■ Exercise details
Identify every line in the records below that contains the word "JSON", and reproduce each one.

Records from a data collection
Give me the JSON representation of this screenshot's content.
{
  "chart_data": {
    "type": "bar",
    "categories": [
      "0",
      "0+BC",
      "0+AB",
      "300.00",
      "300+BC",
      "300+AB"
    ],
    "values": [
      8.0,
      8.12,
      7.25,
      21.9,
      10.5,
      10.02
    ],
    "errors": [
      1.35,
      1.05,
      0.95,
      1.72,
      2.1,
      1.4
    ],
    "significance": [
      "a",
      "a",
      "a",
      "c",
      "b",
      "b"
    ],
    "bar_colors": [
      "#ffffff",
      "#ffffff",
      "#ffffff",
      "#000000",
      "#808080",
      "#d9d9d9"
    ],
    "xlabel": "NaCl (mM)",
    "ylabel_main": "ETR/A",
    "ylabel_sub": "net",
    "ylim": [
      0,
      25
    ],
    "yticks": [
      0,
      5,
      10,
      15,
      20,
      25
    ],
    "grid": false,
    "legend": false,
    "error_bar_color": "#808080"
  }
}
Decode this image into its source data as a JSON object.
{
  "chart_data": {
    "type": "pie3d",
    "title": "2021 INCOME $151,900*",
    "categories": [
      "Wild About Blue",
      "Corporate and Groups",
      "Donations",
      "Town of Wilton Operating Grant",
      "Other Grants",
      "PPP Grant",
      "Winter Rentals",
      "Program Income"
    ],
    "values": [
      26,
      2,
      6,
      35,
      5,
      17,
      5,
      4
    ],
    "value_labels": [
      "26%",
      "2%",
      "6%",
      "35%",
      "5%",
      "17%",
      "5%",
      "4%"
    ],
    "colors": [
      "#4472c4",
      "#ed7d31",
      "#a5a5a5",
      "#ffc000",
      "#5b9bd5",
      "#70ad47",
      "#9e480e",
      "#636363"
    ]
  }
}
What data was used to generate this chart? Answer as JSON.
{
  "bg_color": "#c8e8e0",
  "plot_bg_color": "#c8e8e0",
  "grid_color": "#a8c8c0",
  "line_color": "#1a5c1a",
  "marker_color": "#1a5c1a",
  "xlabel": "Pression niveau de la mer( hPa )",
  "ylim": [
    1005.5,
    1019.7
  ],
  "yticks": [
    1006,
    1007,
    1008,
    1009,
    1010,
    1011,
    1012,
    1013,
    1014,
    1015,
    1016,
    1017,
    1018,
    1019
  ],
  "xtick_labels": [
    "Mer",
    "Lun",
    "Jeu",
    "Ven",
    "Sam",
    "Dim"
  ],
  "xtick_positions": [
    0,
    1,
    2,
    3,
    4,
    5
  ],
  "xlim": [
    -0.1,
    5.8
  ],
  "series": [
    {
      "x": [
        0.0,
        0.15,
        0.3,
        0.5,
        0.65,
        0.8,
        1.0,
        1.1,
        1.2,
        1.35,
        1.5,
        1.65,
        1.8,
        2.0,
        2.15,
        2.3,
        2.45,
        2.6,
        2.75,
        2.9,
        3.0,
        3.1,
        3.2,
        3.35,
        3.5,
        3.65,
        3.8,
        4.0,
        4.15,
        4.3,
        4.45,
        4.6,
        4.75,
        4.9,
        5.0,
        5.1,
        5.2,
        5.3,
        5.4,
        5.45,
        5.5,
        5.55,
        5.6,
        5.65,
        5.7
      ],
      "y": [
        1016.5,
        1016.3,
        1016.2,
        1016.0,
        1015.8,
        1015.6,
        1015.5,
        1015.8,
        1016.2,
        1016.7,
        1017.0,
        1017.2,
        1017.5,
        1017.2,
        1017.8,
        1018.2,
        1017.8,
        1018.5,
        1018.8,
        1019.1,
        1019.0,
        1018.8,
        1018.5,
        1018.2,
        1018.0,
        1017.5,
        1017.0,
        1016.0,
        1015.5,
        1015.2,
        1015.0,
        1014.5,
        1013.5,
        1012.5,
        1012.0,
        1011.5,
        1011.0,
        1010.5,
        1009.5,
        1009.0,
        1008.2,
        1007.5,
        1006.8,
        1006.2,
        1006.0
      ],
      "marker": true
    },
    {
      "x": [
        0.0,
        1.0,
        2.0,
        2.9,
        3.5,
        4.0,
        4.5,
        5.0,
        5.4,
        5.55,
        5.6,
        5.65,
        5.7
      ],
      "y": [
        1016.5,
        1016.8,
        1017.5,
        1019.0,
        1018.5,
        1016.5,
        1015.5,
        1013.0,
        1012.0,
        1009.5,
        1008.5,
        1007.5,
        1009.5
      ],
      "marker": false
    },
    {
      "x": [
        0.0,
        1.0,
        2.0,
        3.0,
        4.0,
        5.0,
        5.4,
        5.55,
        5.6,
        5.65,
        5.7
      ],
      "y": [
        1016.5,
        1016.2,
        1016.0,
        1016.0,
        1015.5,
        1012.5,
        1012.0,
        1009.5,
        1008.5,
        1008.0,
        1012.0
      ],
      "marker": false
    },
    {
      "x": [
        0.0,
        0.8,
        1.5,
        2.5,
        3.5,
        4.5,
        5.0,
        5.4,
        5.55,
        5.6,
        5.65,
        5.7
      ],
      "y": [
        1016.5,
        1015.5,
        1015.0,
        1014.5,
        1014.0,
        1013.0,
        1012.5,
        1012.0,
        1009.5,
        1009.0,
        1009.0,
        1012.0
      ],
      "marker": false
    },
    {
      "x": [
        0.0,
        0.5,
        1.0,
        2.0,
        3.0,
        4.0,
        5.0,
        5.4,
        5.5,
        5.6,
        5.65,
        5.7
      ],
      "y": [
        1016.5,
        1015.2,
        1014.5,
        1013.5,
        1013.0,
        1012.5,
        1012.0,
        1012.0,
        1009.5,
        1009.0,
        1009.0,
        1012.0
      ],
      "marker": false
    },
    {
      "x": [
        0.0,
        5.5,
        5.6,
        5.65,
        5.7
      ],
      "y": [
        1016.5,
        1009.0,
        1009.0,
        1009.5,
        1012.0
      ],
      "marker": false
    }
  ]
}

■ Written solution
Give me the JSON representation of this screenshot's content.
Decode this image into its source data as a JSON object.
What data was used to generate this chart? Answer as JSON.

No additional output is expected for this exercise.